§ **DATA PROVIDED**:
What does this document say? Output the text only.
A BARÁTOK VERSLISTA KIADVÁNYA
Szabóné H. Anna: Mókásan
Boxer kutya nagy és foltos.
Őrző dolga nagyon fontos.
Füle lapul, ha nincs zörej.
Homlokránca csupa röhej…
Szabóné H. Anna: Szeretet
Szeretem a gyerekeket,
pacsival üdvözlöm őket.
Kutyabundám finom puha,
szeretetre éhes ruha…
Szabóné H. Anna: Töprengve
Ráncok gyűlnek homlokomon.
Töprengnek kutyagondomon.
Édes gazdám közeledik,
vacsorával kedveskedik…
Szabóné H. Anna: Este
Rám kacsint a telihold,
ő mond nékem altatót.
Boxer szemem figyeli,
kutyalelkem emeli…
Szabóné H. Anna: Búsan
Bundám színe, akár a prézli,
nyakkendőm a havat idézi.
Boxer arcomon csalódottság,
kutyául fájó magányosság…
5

§ **REQUIREMENTS**:
Output the listing above exactly as it appears.

§ **THE RESULT**:
What does this document say? Output the text only.
A BARÁTOK VERSLISTA KIADVÁNYA
Szabóné H. Anna: Mókásan
Boxer kutya nagy és foltos.
Őrző dolga nagyon fontos.
Füle lapul, ha nincs zörej.
Homlokránca csupa röhej…
Szabóné H. Anna: Szeretet
Szeretem a gyerekeket,
pacsival üdvözlöm őket.
Kutyabundám finom puha,
szeretetre éhes ruha…
Szabóné H. Anna: Töprengve
Ráncok gyűlnek homlokomon.
Töprengnek kutyagondomon.
Édes gazdám közeledik,
vacsorával kedveskedik…
Szabóné H. Anna: Este
Rám kacsint a telihold,
ő mond nékem altatót.
Boxer szemem figyeli,
kutyalelkem emeli…
Szabóné H. Anna: Búsan
Bundám színe, akár a prézli,
nyakkendőm a havat idézi.
Boxer arcomon csalódottság,
kutyául fájó magányosság…
5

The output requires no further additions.